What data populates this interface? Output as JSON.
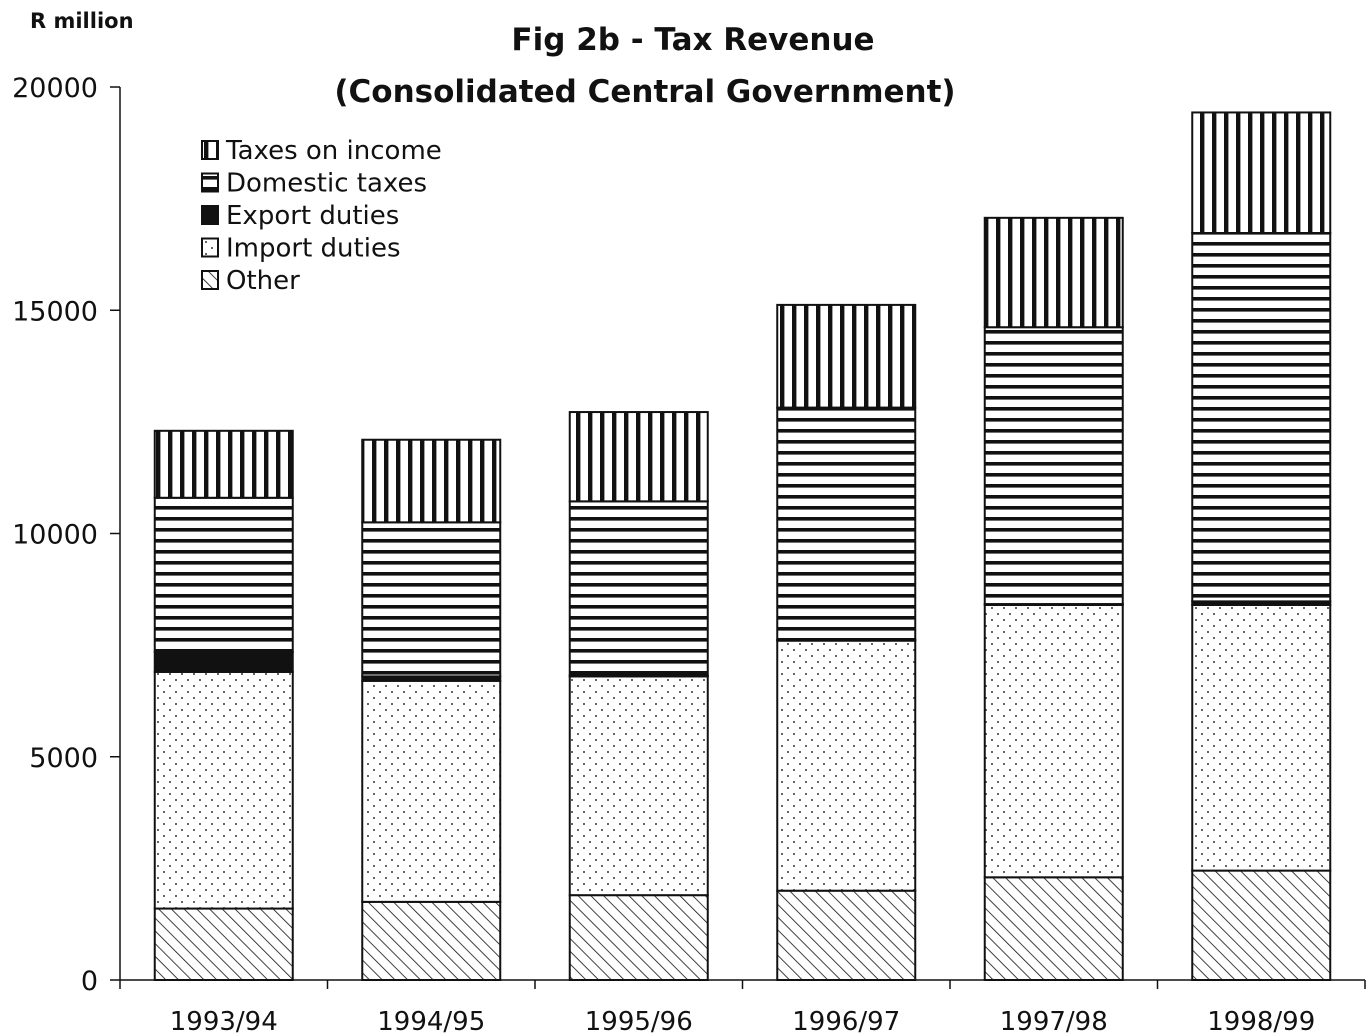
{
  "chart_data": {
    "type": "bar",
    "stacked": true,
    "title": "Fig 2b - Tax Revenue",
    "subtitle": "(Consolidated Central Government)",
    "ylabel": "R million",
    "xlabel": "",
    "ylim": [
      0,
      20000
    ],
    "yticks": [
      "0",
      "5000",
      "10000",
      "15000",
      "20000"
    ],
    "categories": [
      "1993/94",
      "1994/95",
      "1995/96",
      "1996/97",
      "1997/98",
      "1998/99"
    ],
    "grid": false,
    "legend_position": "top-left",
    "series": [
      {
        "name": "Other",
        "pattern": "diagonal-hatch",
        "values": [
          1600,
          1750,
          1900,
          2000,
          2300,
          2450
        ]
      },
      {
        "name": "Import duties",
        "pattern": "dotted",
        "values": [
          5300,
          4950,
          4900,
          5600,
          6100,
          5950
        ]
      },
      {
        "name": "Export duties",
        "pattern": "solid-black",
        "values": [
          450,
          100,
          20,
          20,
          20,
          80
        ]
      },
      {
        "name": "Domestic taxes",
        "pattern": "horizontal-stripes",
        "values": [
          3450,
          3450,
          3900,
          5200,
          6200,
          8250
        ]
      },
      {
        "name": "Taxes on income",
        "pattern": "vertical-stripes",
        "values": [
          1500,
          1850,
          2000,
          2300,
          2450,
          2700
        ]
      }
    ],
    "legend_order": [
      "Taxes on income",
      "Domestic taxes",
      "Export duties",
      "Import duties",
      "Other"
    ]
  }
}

PROBLEM: Set out every line from the material that contains the string "pattern".

RESPONSE TO THE TASK:
        "pattern": "diagonal-hatch",
        "pattern": "dotted",
        "pattern": "solid-black",
        "pattern": "horizontal-stripes",
        "pattern": "vertical-stripes",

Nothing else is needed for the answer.